== SUPPLIED MATERIAL
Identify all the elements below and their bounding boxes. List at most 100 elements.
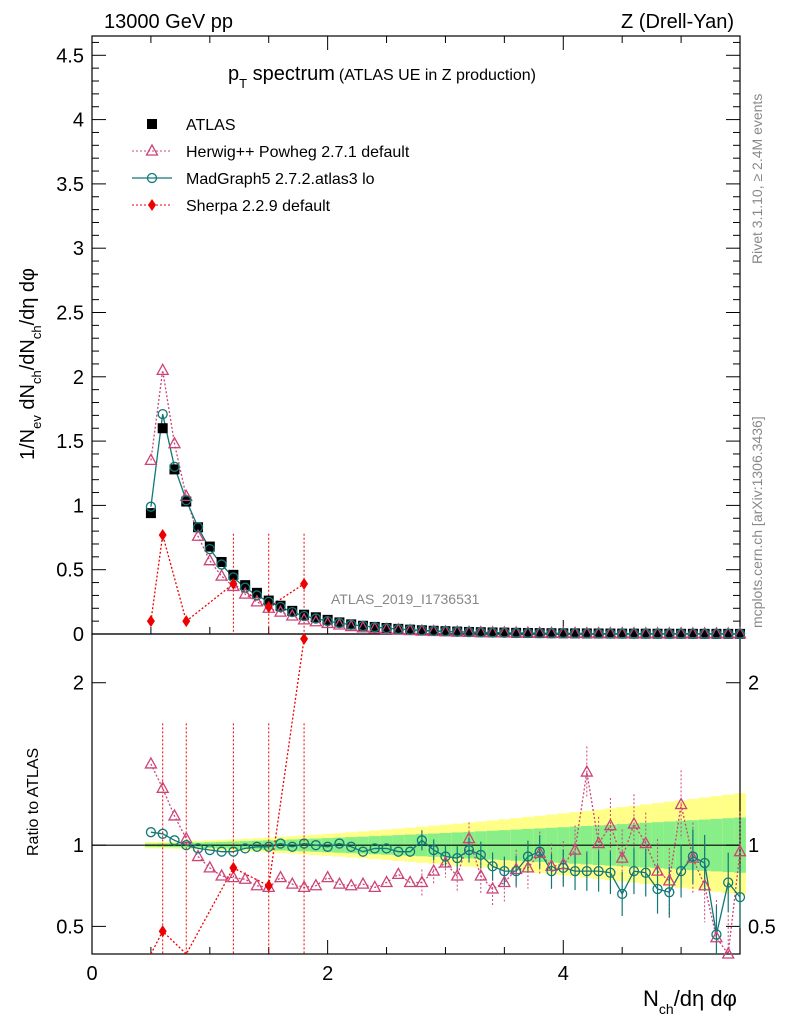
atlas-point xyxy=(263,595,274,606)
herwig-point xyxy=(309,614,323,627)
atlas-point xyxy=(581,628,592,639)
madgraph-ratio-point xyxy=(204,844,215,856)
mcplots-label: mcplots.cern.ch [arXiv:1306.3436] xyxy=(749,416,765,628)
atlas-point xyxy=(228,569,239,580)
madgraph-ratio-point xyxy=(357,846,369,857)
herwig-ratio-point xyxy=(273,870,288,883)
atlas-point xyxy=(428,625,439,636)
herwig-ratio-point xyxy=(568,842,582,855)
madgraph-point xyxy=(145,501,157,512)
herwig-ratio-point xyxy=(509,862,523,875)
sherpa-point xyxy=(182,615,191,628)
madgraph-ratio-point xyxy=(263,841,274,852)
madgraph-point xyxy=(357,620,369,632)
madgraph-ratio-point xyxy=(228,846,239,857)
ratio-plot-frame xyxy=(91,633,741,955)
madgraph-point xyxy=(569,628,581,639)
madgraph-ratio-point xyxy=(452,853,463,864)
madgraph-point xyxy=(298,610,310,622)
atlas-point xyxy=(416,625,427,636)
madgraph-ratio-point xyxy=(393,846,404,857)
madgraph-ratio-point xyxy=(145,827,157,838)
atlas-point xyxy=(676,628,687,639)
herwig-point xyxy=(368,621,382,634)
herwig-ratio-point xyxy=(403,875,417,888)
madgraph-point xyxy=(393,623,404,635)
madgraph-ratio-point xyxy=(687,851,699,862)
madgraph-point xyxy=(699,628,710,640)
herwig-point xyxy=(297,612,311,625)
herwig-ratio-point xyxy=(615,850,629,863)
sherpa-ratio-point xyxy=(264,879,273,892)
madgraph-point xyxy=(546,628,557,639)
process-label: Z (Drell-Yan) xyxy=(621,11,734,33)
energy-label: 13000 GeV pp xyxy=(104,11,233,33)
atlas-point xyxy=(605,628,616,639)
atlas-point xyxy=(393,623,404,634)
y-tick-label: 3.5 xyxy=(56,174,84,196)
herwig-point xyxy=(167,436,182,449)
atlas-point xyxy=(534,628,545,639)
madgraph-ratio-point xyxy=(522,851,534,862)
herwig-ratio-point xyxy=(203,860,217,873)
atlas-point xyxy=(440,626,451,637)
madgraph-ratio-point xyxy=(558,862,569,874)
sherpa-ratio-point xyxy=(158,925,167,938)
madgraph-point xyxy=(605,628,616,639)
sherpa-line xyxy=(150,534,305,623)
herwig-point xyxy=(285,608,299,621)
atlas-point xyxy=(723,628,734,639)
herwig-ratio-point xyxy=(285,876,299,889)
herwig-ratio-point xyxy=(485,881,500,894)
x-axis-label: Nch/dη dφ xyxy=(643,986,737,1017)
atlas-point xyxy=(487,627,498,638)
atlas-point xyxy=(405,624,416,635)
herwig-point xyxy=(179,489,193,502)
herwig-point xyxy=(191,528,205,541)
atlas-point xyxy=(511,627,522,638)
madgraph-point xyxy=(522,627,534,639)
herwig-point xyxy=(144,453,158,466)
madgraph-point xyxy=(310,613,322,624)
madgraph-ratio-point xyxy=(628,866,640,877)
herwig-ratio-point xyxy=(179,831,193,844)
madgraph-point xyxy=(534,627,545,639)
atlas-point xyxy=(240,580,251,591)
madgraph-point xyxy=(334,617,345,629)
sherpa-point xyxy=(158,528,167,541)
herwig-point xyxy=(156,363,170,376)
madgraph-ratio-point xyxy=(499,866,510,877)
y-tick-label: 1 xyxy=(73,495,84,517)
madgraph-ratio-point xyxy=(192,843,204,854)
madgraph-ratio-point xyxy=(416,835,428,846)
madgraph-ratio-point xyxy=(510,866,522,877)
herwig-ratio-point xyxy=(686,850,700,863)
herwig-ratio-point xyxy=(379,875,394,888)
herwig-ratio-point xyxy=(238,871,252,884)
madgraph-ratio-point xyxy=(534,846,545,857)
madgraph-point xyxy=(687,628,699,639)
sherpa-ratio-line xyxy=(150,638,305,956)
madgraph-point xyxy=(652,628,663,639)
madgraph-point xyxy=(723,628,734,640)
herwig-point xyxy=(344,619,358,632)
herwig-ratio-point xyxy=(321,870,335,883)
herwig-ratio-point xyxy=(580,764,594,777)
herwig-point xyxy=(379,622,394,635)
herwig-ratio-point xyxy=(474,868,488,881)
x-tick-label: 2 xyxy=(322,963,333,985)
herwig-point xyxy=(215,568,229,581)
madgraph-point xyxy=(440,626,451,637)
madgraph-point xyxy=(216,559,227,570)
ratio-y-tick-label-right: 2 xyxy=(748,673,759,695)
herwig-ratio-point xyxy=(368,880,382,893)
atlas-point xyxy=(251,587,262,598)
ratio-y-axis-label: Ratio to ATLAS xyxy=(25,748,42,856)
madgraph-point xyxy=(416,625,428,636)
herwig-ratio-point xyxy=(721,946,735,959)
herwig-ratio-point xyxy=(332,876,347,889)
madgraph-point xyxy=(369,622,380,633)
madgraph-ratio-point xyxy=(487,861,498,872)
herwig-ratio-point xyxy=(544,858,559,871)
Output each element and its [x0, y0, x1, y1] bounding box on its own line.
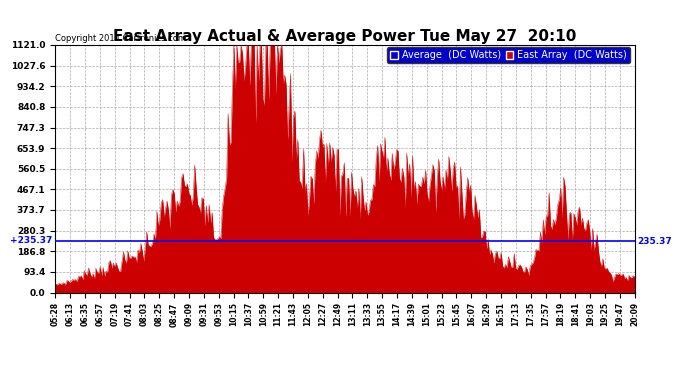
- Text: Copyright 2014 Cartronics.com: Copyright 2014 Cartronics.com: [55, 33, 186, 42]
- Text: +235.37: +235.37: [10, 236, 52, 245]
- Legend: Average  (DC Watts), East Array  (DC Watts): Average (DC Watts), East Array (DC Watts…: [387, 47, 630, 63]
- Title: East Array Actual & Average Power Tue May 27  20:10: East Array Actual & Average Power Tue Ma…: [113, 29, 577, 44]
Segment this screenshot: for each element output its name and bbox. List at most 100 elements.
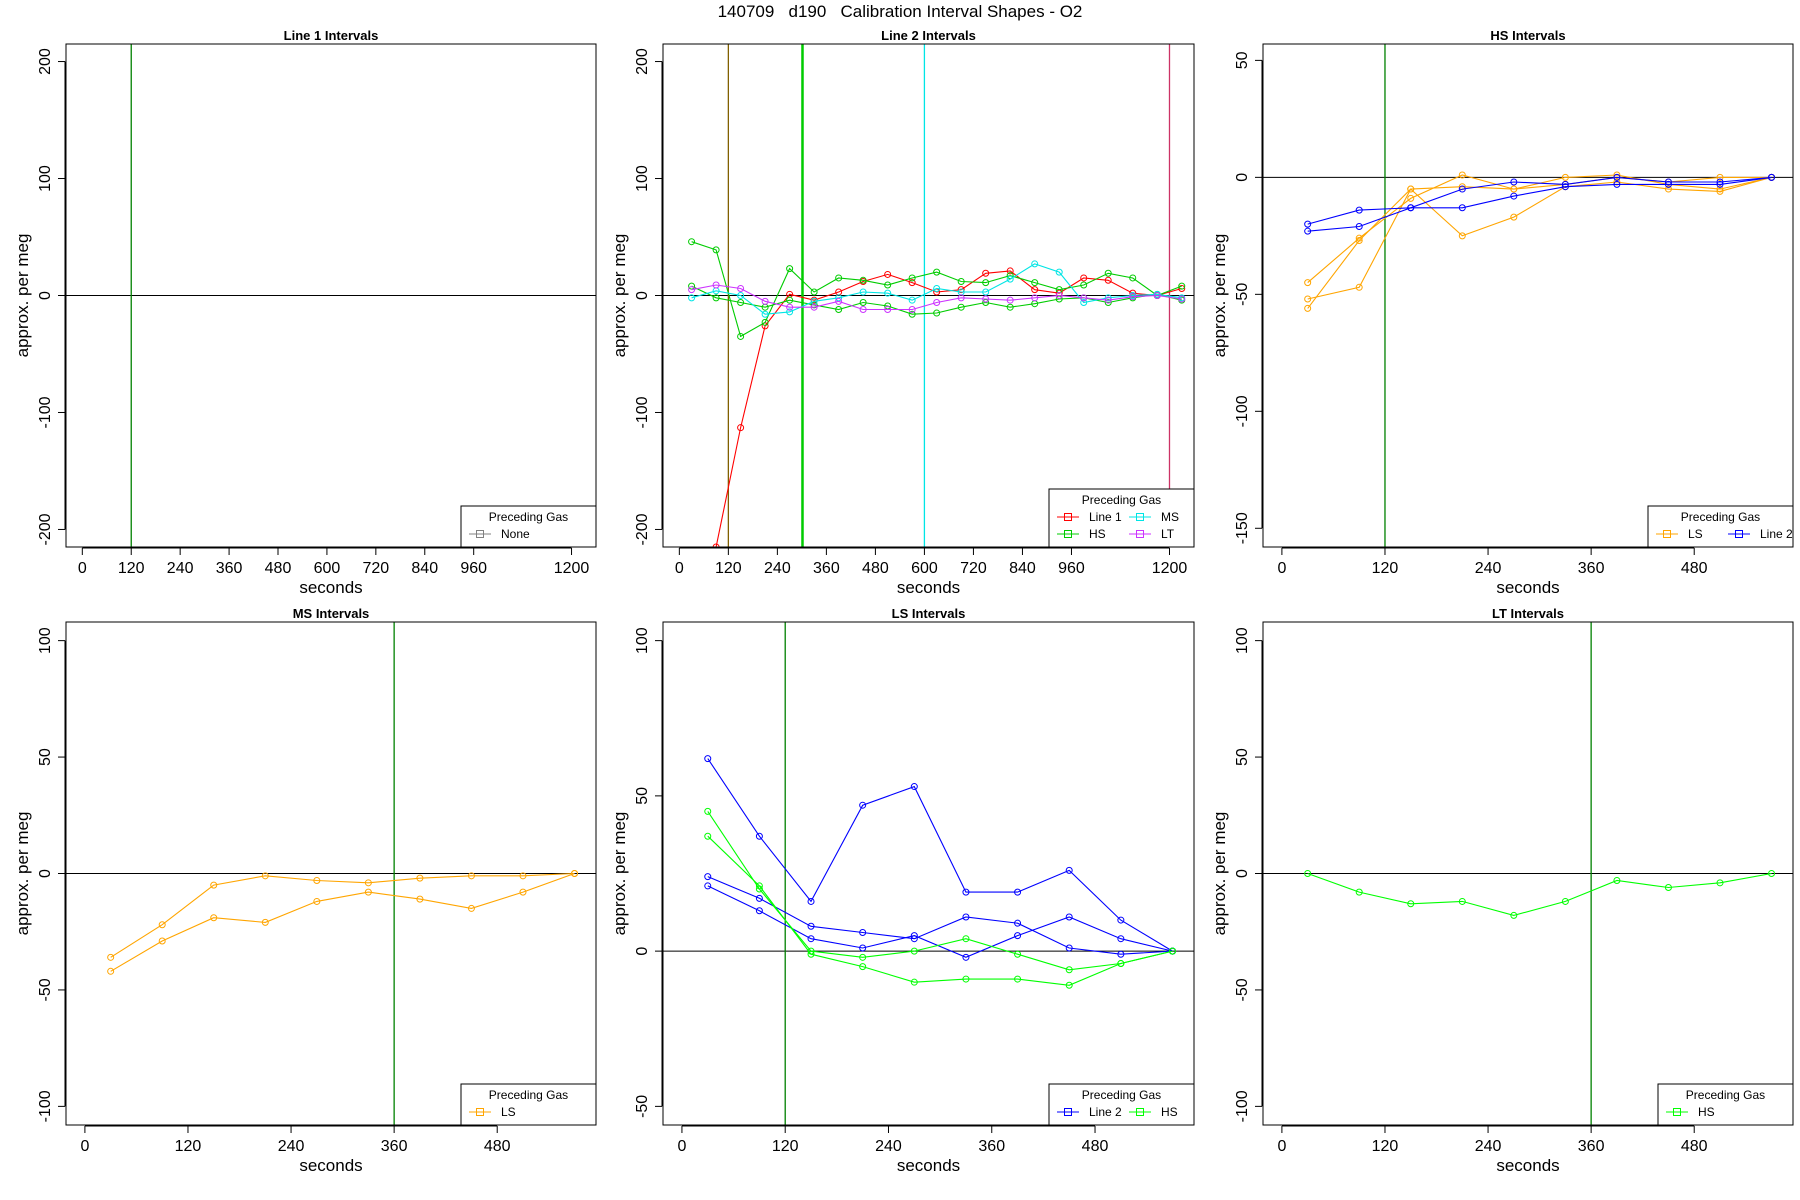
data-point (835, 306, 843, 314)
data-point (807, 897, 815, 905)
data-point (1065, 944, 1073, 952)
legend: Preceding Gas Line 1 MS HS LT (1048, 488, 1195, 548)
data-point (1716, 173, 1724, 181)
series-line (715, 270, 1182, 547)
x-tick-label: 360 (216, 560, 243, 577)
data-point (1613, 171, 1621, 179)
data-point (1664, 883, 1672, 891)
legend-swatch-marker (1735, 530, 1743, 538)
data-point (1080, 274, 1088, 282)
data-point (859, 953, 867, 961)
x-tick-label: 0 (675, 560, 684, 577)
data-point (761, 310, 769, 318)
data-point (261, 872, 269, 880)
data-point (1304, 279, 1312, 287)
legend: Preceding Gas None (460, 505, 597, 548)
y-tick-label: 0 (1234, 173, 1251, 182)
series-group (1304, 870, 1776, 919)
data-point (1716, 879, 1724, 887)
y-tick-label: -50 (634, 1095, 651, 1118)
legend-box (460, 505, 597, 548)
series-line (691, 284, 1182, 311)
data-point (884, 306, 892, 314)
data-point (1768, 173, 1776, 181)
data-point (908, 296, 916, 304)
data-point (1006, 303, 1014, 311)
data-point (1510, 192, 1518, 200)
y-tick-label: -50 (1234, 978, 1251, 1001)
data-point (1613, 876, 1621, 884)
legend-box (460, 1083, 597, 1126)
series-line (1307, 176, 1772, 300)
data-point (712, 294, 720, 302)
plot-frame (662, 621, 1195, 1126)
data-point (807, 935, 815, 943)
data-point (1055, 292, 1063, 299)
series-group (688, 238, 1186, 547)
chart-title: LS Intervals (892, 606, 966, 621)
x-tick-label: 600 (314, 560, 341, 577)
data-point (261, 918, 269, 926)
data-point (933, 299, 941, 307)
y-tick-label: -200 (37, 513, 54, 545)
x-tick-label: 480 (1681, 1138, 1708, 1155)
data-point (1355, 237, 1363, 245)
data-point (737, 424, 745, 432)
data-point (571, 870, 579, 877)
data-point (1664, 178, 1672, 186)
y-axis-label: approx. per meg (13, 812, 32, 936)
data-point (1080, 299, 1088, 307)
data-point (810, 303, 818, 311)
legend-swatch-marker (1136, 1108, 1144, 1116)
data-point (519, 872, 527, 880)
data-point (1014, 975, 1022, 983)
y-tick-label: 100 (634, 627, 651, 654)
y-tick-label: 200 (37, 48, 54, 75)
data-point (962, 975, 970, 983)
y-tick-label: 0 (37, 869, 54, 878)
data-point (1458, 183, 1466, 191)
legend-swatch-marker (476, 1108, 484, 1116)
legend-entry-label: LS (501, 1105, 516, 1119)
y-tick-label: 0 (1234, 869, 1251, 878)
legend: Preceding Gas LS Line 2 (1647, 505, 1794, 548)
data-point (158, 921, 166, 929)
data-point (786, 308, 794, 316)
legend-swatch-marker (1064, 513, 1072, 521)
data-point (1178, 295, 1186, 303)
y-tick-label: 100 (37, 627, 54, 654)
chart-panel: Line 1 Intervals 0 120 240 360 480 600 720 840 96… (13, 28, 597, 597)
====
Repeat everything from the line containing "- Text: Copyright" down to the line containing "- Title: East", both included, with no changes.

- Text: Copyright 2014 Cartronics.com: Copyright 2014 Cartronics.com: [55, 33, 186, 42]
- Text: +235.37: +235.37: [10, 236, 52, 245]
- Legend: Average  (DC Watts), East Array  (DC Watts): Average (DC Watts), East Array (DC Watts…: [387, 47, 630, 63]
- Title: East Array Actual & Average Power Tue May 27  20:10: East Array Actual & Average Power Tue Ma…: [113, 29, 577, 44]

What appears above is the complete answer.